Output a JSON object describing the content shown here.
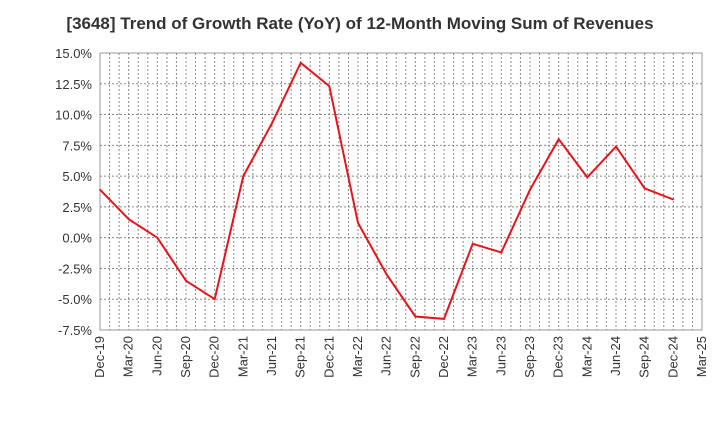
{
  "chart_data": {
    "type": "line",
    "title": "[3648]  Trend of Growth Rate (YoY) of 12-Month Moving Sum of Revenues",
    "xlabel": "",
    "ylabel": "",
    "x": [
      "Dec-19",
      "Mar-20",
      "Jun-20",
      "Sep-20",
      "Dec-20",
      "Mar-21",
      "Jun-21",
      "Sep-21",
      "Dec-21",
      "Mar-22",
      "Jun-22",
      "Sep-22",
      "Dec-22",
      "Mar-23",
      "Jun-23",
      "Sep-23",
      "Dec-23",
      "Mar-24",
      "Jun-24",
      "Sep-24",
      "Dec-24",
      "Mar-25"
    ],
    "series": [
      {
        "color": "#e8141b",
        "values": [
          3.9,
          1.5,
          0.0,
          -3.5,
          -5.0,
          5.0,
          9.3,
          14.2,
          12.3,
          1.2,
          -3.0,
          -6.4,
          -6.6,
          -0.5,
          -1.2,
          3.9,
          8.0,
          4.9,
          7.4,
          4.0,
          3.1,
          null
        ]
      }
    ],
    "ylim": [
      -7.5,
      15.0
    ],
    "yticks": [
      "15.0%",
      "12.5%",
      "10.0%",
      "7.5%",
      "5.0%",
      "2.5%",
      "0.0%",
      "-2.5%",
      "-5.0%",
      "-7.5%"
    ],
    "grid": true
  }
}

=======

_Aim of the exercise:_
Transcribe the records above exactly, leaving out every picture.

_Right answer:_
Output a JSON object describing the content shown here.
{
  "chart_data": {
    "type": "line",
    "title": "[3648]  Trend of Growth Rate (YoY) of 12-Month Moving Sum of Revenues",
    "xlabel": "",
    "ylabel": "",
    "x": [
      "Dec-19",
      "Mar-20",
      "Jun-20",
      "Sep-20",
      "Dec-20",
      "Mar-21",
      "Jun-21",
      "Sep-21",
      "Dec-21",
      "Mar-22",
      "Jun-22",
      "Sep-22",
      "Dec-22",
      "Mar-23",
      "Jun-23",
      "Sep-23",
      "Dec-23",
      "Mar-24",
      "Jun-24",
      "Sep-24",
      "Dec-24",
      "Mar-25"
    ],
    "series": [
      {
        "color": "#e8141b",
        "values": [
          3.9,
          1.5,
          0.0,
          -3.5,
          -5.0,
          5.0,
          9.3,
          14.2,
          12.3,
          1.2,
          -3.0,
          -6.4,
          -6.6,
          -0.5,
          -1.2,
          3.9,
          8.0,
          4.9,
          7.4,
          4.0,
          3.1,
          null
        ]
      }
    ],
    "ylim": [
      -7.5,
      15.0
    ],
    "yticks": [
      "15.0%",
      "12.5%",
      "10.0%",
      "7.5%",
      "5.0%",
      "2.5%",
      "0.0%",
      "-2.5%",
      "-5.0%",
      "-7.5%"
    ],
    "grid": true
  }
}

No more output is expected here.